Given task - Write out all of the entries that follow, word for word, but skip the pictures.

Data for this exercise -
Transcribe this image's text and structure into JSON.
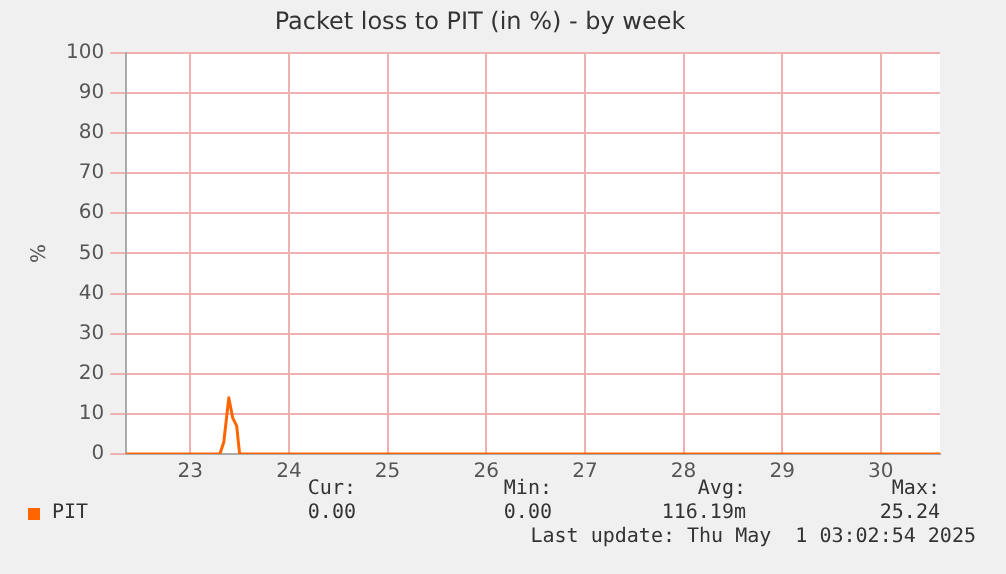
{
  "chart_data": {
    "type": "line",
    "title": "Packet loss to PIT (in %) - by week",
    "ylabel": "%",
    "x": [
      22.35,
      23.3,
      23.34,
      23.39,
      23.43,
      23.47,
      23.5,
      30.6
    ],
    "series": [
      {
        "name": "PIT",
        "color": "#ff6600",
        "values": [
          0,
          0,
          3,
          14,
          9,
          7,
          0,
          0
        ]
      }
    ],
    "xlim": [
      22.35,
      30.6
    ],
    "xticks": [
      23,
      24,
      25,
      26,
      27,
      28,
      29,
      30
    ],
    "ylim": [
      0,
      100
    ],
    "yticks": [
      0,
      10,
      20,
      30,
      40,
      50,
      60,
      70,
      80,
      90,
      100
    ],
    "grid": true,
    "legend": "bottom left",
    "marker": "none",
    "line_style": "solid",
    "annotations": [
      "Cur:",
      "Min:",
      "Avg:",
      "Max:",
      "0.00",
      "0.00",
      "116.19m",
      "25.24",
      "Last update: Thu May  1 03:02:54 2025"
    ]
  }
}
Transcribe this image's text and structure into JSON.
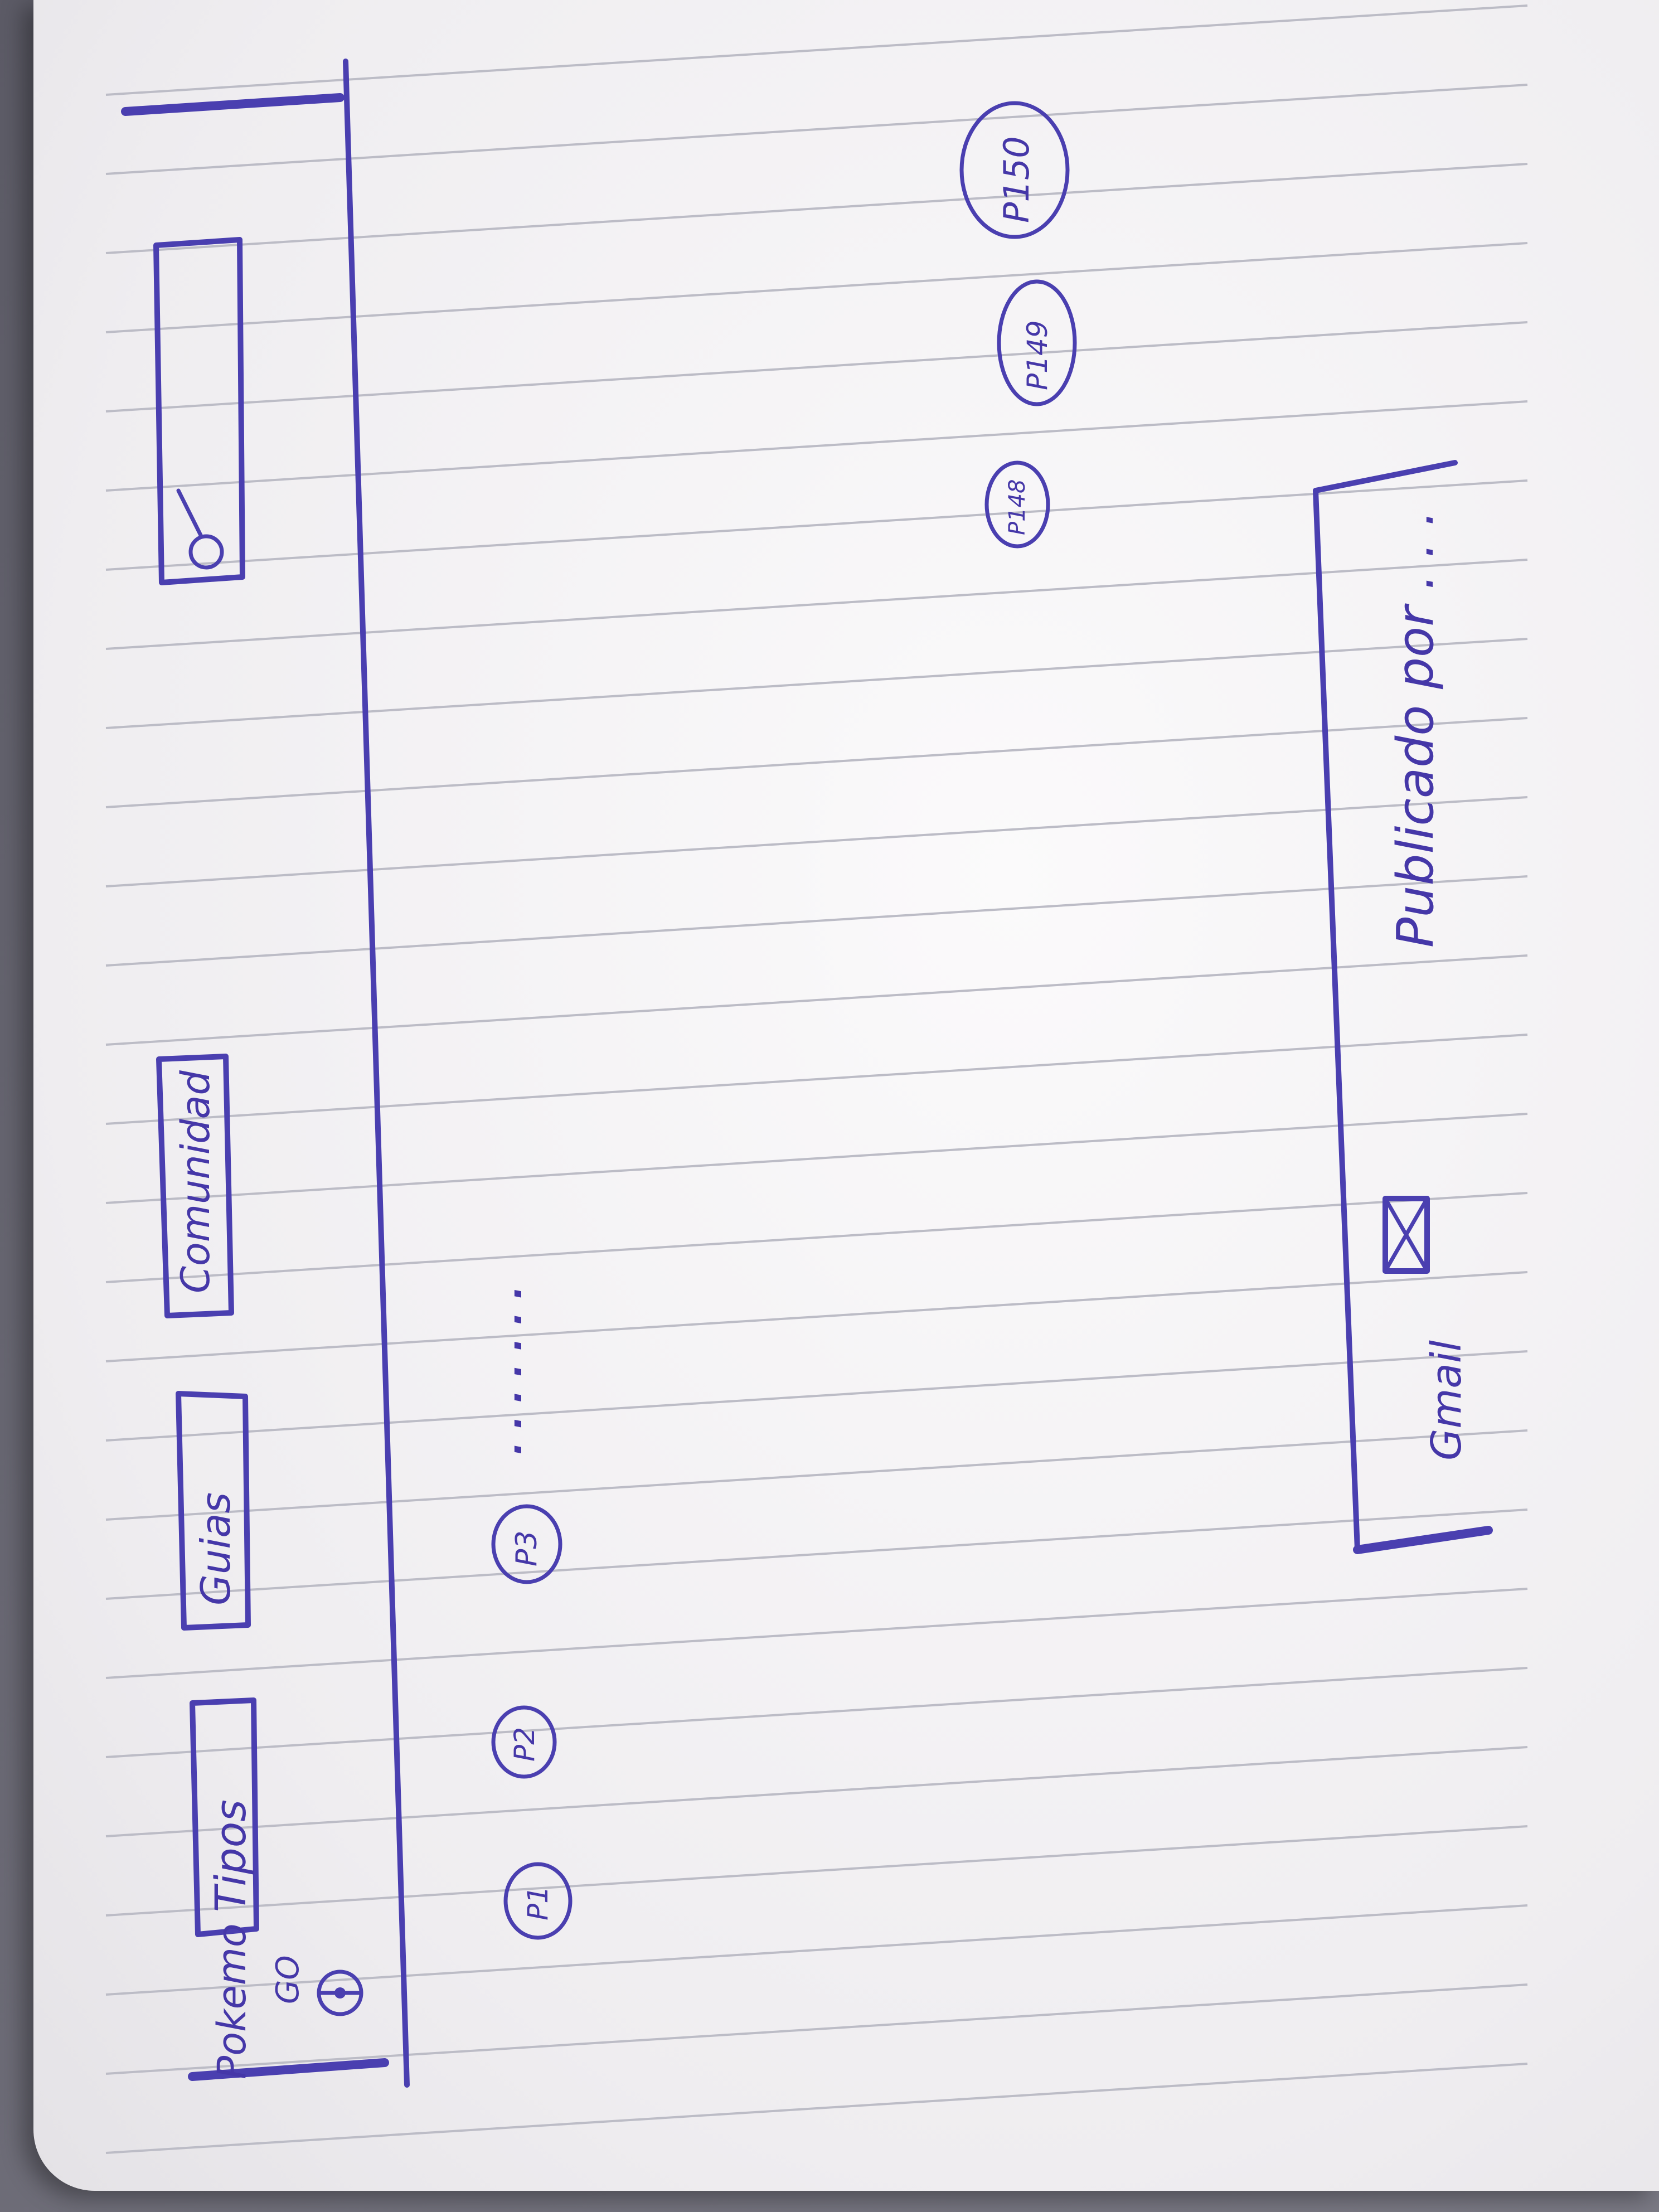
{
  "sketch": {
    "logo_text": "Pokemo",
    "logo_subtext": "GO",
    "nav": {
      "tipos": "Tipos",
      "guias": "Guias",
      "comunidad": "Comunidad"
    },
    "pagination": {
      "p1": "P1",
      "p2": "P2",
      "p3": "P3",
      "ellipsis": ". . . . . . .",
      "p148": "P148",
      "p149": "P149",
      "p150": "P150"
    },
    "footer": {
      "gmail_label": "Gmail",
      "published_by": "Publicado por . . ."
    },
    "icons": [
      "pokeball-icon",
      "search-icon",
      "mail-icon"
    ],
    "ink_color": "#4a3fb0"
  }
}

Correct output -
Transcribe this image's text and structure into JSON.
{
  "chart_data": {
    "type": "line",
    "title": "Packet loss to PIT (in %) - by week",
    "ylabel": "%",
    "x": [
      22.35,
      23.3,
      23.34,
      23.39,
      23.43,
      23.47,
      23.5,
      30.6
    ],
    "series": [
      {
        "name": "PIT",
        "color": "#ff6600",
        "values": [
          0,
          0,
          3,
          14,
          9,
          7,
          0,
          0
        ]
      }
    ],
    "xlim": [
      22.35,
      30.6
    ],
    "xticks": [
      23,
      24,
      25,
      26,
      27,
      28,
      29,
      30
    ],
    "ylim": [
      0,
      100
    ],
    "yticks": [
      0,
      10,
      20,
      30,
      40,
      50,
      60,
      70,
      80,
      90,
      100
    ],
    "grid": true,
    "legend": "bottom left",
    "marker": "none",
    "line_style": "solid",
    "annotations": [
      "Cur:",
      "Min:",
      "Avg:",
      "Max:",
      "0.00",
      "0.00",
      "116.19m",
      "25.24",
      "Last update: Thu May  1 03:02:54 2025"
    ]
  }
}
Transcribe this image's text and structure into JSON.
{
  "sketch": {
    "logo_text": "Pokemo",
    "logo_subtext": "GO",
    "nav": {
      "tipos": "Tipos",
      "guias": "Guias",
      "comunidad": "Comunidad"
    },
    "pagination": {
      "p1": "P1",
      "p2": "P2",
      "p3": "P3",
      "ellipsis": ". . . . . . .",
      "p148": "P148",
      "p149": "P149",
      "p150": "P150"
    },
    "footer": {
      "gmail_label": "Gmail",
      "published_by": "Publicado por . . ."
    },
    "icons": [
      "pokeball-icon",
      "search-icon",
      "mail-icon"
    ],
    "ink_color": "#4a3fb0"
  }
}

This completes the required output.